> _Stored rows_
•••••

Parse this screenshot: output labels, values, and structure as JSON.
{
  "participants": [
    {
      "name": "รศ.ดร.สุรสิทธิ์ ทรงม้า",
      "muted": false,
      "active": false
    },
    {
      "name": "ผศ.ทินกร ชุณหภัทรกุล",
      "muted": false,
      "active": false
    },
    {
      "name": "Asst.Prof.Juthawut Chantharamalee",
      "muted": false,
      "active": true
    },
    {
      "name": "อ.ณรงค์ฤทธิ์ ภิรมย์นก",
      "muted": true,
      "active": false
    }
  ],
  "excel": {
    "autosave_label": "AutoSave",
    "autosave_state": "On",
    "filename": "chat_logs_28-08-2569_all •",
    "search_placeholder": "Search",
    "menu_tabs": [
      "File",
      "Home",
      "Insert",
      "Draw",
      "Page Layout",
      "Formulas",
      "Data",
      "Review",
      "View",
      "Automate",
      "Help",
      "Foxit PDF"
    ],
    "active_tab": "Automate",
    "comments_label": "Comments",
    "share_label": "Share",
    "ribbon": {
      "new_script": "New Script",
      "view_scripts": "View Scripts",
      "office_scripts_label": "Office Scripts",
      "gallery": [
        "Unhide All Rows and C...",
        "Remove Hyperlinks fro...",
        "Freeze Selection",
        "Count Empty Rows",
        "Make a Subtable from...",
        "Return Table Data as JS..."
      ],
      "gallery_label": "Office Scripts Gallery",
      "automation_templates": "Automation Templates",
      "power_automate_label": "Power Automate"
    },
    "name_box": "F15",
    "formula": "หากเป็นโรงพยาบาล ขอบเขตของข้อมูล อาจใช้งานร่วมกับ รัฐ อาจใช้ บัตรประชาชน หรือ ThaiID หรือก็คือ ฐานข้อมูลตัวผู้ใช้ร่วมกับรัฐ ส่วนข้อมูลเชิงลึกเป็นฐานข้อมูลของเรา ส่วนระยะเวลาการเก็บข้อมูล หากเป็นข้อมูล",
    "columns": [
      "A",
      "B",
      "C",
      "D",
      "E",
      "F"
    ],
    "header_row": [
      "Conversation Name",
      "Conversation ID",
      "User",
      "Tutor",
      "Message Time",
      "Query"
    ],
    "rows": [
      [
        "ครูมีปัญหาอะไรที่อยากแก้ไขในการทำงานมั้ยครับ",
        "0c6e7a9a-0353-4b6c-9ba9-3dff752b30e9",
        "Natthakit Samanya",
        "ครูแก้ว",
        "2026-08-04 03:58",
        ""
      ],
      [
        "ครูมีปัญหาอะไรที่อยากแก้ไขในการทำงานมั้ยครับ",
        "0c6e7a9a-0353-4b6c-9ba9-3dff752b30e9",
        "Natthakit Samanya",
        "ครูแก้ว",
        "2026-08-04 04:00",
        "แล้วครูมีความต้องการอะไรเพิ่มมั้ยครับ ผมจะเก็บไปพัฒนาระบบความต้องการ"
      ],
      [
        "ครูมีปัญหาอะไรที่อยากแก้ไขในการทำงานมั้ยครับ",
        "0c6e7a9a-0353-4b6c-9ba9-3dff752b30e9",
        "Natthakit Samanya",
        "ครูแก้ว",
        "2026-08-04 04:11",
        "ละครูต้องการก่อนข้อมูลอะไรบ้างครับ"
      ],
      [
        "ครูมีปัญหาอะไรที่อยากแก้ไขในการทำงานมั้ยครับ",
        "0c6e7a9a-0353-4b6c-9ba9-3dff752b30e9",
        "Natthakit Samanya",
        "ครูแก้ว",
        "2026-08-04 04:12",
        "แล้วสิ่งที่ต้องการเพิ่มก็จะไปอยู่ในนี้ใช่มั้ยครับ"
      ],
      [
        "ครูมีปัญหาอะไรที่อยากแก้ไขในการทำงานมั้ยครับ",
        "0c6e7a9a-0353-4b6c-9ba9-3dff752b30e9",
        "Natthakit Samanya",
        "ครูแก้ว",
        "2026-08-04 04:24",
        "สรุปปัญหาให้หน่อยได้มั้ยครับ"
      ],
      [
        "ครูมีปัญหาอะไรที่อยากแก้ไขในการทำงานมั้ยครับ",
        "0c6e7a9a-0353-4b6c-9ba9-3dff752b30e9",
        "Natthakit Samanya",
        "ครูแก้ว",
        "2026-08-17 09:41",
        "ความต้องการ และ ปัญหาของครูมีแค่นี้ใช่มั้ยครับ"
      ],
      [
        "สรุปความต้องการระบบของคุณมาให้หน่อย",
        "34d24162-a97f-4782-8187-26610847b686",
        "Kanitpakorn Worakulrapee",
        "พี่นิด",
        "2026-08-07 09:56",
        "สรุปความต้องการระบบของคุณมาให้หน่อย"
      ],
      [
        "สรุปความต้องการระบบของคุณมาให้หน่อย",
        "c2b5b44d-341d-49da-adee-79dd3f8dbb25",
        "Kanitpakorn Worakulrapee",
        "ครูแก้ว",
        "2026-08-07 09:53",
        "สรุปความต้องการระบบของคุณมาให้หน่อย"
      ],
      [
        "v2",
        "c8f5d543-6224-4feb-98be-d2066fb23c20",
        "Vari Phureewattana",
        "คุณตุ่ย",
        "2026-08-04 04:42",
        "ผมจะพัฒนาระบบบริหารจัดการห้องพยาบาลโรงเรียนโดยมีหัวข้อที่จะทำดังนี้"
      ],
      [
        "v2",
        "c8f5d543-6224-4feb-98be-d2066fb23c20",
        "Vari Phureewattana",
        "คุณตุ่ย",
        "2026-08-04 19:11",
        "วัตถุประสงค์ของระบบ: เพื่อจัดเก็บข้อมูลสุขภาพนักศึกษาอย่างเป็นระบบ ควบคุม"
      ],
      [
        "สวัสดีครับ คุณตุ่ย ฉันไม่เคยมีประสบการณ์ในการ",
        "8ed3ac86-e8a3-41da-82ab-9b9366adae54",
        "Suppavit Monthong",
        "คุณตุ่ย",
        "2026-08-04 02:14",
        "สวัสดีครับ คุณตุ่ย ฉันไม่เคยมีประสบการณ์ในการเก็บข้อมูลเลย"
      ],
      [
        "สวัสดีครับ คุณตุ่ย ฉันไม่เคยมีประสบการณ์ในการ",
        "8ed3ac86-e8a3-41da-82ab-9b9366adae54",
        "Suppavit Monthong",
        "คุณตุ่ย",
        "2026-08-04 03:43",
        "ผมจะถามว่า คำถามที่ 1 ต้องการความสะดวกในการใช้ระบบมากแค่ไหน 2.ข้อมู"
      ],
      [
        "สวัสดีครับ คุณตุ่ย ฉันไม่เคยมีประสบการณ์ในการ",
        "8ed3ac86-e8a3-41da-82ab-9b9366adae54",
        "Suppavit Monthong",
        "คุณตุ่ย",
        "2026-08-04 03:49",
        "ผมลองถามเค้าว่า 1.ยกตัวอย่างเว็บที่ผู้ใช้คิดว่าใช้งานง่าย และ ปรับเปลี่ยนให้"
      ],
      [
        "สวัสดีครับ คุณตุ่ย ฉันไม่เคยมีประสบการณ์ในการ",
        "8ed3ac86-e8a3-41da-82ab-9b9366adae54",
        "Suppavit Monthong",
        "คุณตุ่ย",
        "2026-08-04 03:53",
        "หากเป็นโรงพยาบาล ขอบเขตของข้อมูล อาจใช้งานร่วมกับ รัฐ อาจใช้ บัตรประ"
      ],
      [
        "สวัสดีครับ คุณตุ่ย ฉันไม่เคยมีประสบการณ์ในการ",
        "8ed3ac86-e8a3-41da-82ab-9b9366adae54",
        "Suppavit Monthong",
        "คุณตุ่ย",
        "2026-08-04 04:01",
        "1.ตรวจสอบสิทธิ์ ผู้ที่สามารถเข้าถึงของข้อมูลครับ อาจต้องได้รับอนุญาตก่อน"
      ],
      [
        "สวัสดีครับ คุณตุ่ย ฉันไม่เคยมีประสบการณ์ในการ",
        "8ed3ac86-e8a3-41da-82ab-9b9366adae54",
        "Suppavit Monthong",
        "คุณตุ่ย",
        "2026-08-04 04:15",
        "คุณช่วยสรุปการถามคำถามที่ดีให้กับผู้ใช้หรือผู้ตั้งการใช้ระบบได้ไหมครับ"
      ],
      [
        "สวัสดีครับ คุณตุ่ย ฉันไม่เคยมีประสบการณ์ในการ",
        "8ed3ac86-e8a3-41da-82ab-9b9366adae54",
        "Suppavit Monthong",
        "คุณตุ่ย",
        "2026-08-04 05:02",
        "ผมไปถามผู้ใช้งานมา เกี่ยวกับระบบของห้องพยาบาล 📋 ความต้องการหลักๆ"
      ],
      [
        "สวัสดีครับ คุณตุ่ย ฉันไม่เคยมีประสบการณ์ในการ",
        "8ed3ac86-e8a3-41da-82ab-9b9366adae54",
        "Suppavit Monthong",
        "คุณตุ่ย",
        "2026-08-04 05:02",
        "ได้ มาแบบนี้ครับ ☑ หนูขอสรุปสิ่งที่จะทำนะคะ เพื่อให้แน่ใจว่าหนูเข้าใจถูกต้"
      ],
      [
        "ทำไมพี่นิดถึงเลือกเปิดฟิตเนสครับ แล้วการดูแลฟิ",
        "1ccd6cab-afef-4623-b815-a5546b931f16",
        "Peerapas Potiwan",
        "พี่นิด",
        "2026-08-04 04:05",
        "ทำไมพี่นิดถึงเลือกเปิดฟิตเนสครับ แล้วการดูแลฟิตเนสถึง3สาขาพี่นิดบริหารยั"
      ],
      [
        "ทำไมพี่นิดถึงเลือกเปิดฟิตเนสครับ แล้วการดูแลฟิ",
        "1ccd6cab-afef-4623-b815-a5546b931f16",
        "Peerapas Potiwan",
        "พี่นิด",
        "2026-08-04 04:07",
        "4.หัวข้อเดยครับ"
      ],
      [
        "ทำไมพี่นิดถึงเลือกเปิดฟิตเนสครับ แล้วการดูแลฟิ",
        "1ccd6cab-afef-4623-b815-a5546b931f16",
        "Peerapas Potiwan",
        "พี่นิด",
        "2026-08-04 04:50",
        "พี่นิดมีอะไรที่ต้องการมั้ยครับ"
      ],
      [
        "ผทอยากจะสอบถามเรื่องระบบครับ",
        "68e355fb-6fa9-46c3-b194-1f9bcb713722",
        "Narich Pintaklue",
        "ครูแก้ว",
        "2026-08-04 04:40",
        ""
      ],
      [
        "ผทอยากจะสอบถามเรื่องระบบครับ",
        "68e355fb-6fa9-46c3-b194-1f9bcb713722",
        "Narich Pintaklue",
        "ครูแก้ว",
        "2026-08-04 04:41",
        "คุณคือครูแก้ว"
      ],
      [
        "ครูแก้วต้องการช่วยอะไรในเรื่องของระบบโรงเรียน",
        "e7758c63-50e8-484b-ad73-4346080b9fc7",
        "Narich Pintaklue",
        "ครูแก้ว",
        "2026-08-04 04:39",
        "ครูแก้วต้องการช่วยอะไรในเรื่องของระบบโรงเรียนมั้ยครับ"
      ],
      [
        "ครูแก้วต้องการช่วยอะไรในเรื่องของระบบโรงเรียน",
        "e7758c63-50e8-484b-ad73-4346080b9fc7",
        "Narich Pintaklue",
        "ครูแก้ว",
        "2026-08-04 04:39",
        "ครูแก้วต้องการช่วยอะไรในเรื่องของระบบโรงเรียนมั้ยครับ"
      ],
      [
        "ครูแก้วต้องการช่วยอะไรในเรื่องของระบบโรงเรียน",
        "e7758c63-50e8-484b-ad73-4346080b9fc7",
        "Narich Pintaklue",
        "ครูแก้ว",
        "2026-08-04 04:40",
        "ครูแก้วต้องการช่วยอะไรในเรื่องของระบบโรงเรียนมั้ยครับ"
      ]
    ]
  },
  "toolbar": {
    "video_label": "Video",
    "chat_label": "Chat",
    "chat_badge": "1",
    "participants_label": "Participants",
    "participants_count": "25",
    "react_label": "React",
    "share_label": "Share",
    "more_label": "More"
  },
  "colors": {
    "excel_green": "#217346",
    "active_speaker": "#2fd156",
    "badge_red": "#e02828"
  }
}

•••••

> _Objective_
Check every line of the data above for the string "ขอบเขตของข", and copy those that have it.

> _The output_
    "formula": "หากเป็นโรงพยาบาล ขอบเขตของข้อมูล อาจใช้งานร่วมกับ รัฐ อาจใช้ บัตรประชาชน หรือ ThaiID หรือก็คือ ฐานข้อมูลตัวผู้ใช้ร่วมกับรัฐ ส่วนข้อมูลเชิงลึกเป็นฐานข้อมูลของเรา ส่วนระยะเวลาการเก็บข้อมูล หากเป็นข้อมูล",
        "หากเป็นโรงพยาบาล ขอบเขตของข้อมูล อาจใช้งานร่วมกับ รัฐ อาจใช้ บัตรประ"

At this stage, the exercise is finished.